Your objective:
Reproduce each of the lines word for word.

# # # #

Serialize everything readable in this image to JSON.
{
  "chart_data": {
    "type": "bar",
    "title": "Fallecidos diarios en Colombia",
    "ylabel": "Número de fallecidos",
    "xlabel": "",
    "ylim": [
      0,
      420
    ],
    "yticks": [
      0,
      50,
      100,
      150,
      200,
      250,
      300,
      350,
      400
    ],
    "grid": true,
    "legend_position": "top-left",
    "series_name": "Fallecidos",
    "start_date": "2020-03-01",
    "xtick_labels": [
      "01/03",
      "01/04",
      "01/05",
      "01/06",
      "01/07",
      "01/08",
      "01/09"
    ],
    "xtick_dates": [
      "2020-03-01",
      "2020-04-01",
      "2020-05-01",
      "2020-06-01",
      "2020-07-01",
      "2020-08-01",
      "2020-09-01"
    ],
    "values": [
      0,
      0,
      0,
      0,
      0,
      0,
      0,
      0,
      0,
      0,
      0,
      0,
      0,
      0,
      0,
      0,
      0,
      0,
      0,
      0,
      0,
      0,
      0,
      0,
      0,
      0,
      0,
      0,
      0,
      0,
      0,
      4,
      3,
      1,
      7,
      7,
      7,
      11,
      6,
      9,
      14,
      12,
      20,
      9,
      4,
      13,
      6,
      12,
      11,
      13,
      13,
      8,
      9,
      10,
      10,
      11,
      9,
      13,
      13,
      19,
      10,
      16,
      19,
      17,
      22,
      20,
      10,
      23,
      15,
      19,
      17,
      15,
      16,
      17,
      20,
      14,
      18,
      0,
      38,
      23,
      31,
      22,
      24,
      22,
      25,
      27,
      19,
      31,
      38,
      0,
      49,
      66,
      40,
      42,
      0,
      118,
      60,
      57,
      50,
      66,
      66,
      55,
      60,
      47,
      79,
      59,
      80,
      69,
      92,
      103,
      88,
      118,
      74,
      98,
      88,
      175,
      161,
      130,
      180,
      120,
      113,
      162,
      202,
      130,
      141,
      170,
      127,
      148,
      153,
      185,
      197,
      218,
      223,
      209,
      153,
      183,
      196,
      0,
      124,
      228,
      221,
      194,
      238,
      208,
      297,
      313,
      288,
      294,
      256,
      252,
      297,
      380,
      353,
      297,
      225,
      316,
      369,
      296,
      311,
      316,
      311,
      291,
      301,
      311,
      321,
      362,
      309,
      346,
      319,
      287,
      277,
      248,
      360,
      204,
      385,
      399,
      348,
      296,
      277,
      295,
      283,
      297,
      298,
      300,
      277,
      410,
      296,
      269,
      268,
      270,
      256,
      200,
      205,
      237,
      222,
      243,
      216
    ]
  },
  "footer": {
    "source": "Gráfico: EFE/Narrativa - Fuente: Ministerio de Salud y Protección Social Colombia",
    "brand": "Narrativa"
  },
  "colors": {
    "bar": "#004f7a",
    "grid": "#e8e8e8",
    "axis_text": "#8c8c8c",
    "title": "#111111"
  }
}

# # # #

Finished answer:
Serialize everything readable in this image to JSON.
{
  "chart_data": {
    "type": "bar",
    "title": "Fallecidos diarios en Colombia",
    "ylabel": "Número de fallecidos",
    "xlabel": "",
    "ylim": [
      0,
      420
    ],
    "yticks": [
      0,
      50,
      100,
      150,
      200,
      250,
      300,
      350,
      400
    ],
    "grid": true,
    "legend_position": "top-left",
    "series_name": "Fallecidos",
    "start_date": "2020-03-01",
    "xtick_labels": [
      "01/03",
      "01/04",
      "01/05",
      "01/06",
      "01/07",
      "01/08",
      "01/09"
    ],
    "xtick_dates": [
      "2020-03-01",
      "2020-04-01",
      "2020-05-01",
      "2020-06-01",
      "2020-07-01",
      "2020-08-01",
      "2020-09-01"
    ],
    "values": [
      0,
      0,
      0,
      0,
      0,
      0,
      0,
      0,
      0,
      0,
      0,
      0,
      0,
      0,
      0,
      0,
      0,
      0,
      0,
      0,
      0,
      0,
      0,
      0,
      0,
      0,
      0,
      0,
      0,
      0,
      0,
      4,
      3,
      1,
      7,
      7,
      7,
      11,
      6,
      9,
      14,
      12,
      20,
      9,
      4,
      13,
      6,
      12,
      11,
      13,
      13,
      8,
      9,
      10,
      10,
      11,
      9,
      13,
      13,
      19,
      10,
      16,
      19,
      17,
      22,
      20,
      10,
      23,
      15,
      19,
      17,
      15,
      16,
      17,
      20,
      14,
      18,
      0,
      38,
      23,
      31,
      22,
      24,
      22,
      25,
      27,
      19,
      31,
      38,
      0,
      49,
      66,
      40,
      42,
      0,
      118,
      60,
      57,
      50,
      66,
      66,
      55,
      60,
      47,
      79,
      59,
      80,
      69,
      92,
      103,
      88,
      118,
      74,
      98,
      88,
      175,
      161,
      130,
      180,
      120,
      113,
      162,
      202,
      130,
      141,
      170,
      127,
      148,
      153,
      185,
      197,
      218,
      223,
      209,
      153,
      183,
      196,
      0,
      124,
      228,
      221,
      194,
      238,
      208,
      297,
      313,
      288,
      294,
      256,
      252,
      297,
      380,
      353,
      297,
      225,
      316,
      369,
      296,
      311,
      316,
      311,
      291,
      301,
      311,
      321,
      362,
      309,
      346,
      319,
      287,
      277,
      248,
      360,
      204,
      385,
      399,
      348,
      296,
      277,
      295,
      283,
      297,
      298,
      300,
      277,
      410,
      296,
      269,
      268,
      270,
      256,
      200,
      205,
      237,
      222,
      243,
      216
    ]
  },
  "footer": {
    "source": "Gráfico: EFE/Narrativa - Fuente: Ministerio de Salud y Protección Social Colombia",
    "brand": "Narrativa"
  },
  "colors": {
    "bar": "#004f7a",
    "grid": "#e8e8e8",
    "axis_text": "#8c8c8c",
    "title": "#111111"
  }
}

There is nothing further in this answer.